** Request **
Collect the lines of the entries where "Delay" shows up.

----

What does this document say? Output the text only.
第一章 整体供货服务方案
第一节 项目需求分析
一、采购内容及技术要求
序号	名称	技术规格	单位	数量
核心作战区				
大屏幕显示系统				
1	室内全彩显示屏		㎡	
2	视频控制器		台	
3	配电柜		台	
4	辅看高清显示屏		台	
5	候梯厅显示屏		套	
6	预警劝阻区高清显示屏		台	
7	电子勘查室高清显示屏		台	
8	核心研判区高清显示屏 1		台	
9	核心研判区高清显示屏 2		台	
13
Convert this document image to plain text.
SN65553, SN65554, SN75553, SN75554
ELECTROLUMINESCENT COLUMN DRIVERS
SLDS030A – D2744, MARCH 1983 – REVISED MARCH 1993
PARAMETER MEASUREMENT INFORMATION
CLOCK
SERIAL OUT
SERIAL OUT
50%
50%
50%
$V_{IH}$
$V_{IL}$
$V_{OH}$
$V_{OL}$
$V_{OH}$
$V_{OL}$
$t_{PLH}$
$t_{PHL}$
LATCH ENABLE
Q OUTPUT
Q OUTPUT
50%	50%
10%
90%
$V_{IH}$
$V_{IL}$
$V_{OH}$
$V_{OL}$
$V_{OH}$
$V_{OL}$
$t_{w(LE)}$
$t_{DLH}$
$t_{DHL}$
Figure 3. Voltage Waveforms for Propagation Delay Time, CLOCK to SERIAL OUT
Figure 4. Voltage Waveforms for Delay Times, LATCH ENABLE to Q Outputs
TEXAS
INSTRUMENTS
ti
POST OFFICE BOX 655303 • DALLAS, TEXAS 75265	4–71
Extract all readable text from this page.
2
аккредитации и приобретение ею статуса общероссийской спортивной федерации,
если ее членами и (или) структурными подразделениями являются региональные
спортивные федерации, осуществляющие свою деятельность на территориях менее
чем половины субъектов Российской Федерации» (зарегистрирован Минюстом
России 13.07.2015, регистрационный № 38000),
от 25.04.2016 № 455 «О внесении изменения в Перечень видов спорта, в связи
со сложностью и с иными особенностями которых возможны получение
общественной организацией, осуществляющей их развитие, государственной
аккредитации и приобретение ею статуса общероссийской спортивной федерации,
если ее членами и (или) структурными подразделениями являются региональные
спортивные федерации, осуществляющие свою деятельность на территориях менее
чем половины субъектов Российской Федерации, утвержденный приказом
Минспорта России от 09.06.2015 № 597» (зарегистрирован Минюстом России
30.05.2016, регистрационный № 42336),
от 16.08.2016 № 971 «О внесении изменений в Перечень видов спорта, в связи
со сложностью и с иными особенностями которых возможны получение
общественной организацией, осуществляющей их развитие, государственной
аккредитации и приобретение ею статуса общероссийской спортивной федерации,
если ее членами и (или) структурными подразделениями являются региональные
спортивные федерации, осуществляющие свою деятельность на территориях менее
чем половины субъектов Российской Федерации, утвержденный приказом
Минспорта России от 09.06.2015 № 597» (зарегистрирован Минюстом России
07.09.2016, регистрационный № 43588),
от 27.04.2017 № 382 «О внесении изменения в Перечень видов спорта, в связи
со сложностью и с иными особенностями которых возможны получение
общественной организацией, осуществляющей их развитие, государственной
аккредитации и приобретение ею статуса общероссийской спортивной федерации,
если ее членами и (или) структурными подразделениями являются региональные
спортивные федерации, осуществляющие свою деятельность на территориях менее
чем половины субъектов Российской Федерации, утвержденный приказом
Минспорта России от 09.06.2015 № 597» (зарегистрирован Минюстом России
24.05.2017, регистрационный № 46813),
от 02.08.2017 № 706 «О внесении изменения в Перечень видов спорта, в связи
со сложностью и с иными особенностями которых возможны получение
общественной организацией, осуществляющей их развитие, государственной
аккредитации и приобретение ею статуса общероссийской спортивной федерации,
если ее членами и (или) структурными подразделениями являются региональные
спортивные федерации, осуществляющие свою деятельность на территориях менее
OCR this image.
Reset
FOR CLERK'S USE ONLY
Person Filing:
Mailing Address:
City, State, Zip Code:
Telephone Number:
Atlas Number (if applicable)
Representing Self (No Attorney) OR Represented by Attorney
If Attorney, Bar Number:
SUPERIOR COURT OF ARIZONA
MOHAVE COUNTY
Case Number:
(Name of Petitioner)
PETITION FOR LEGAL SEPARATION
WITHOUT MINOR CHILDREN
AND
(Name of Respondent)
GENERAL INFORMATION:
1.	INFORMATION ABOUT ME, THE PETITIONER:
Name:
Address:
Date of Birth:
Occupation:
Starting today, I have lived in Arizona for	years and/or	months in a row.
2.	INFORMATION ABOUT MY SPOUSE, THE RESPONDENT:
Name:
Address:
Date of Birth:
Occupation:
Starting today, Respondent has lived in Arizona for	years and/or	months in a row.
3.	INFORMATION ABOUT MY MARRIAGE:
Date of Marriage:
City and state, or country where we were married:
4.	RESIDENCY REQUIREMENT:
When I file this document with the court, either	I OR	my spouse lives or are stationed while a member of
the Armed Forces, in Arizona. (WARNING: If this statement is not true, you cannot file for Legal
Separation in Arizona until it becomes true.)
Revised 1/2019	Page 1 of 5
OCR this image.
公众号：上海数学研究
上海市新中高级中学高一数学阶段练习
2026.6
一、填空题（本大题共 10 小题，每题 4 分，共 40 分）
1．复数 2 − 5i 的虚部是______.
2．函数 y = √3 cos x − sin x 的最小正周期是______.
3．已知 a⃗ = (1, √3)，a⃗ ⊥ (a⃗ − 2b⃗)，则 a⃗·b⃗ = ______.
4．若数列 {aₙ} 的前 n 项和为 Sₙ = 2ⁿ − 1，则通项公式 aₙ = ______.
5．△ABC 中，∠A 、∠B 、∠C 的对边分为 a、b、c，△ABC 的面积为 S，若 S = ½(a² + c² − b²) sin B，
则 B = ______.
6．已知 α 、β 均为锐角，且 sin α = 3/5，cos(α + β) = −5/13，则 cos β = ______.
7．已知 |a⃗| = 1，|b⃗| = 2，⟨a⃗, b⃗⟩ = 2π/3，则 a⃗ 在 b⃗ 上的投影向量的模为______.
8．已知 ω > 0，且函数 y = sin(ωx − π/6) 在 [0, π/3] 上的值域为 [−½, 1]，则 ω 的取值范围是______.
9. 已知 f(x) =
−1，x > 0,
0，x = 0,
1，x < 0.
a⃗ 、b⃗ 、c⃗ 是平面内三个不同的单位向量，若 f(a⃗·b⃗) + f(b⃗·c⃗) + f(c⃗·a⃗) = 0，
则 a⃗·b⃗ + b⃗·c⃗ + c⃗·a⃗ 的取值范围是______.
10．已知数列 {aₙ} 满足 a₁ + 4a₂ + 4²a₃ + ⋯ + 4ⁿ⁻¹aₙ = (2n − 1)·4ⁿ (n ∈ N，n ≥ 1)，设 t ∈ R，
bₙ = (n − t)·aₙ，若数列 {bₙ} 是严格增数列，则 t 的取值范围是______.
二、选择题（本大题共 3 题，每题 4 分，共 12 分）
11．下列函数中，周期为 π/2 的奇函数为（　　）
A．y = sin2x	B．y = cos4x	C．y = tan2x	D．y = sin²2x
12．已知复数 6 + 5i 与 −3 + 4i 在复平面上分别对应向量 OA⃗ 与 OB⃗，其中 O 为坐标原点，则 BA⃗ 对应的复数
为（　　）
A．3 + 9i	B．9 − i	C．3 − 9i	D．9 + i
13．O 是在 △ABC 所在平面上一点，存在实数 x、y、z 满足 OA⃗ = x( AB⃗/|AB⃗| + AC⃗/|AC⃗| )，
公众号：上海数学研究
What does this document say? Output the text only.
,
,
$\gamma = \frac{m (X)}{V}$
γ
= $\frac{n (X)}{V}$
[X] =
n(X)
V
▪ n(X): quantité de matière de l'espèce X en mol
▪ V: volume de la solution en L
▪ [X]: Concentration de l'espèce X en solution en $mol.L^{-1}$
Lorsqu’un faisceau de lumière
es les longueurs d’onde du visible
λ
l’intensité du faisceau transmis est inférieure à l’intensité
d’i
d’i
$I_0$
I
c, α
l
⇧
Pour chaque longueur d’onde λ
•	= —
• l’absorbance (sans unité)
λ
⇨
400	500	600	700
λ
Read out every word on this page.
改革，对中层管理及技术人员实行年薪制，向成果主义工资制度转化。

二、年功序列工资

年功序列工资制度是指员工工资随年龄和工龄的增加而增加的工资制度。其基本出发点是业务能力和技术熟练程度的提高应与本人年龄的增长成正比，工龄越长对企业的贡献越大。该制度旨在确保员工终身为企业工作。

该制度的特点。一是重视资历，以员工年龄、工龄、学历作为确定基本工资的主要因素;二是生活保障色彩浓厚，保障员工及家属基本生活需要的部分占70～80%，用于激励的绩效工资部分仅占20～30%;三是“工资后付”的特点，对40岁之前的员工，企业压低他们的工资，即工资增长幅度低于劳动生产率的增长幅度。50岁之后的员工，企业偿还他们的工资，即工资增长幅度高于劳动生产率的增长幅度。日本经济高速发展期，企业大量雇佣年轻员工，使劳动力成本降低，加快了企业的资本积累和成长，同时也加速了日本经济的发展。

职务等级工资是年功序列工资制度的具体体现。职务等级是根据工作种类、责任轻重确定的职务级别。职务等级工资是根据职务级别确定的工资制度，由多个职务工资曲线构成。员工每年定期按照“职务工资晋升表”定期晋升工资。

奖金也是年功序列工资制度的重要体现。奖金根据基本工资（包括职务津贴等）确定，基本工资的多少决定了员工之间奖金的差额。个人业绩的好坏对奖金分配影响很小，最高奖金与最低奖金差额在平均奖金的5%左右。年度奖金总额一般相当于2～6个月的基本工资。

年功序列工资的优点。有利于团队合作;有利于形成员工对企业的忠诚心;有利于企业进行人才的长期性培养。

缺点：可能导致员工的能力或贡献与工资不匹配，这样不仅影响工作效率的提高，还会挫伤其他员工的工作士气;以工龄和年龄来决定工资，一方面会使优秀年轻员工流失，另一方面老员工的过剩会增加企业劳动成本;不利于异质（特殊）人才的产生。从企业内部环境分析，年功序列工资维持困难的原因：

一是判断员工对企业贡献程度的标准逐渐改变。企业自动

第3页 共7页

----

** Solution for this task **
Figure 3. Voltage Waveforms for Propagation Delay Time, CLOCK to SERIAL OUT
Figure 4. Voltage Waveforms for Delay Times, LATCH ENABLE to Q Outputs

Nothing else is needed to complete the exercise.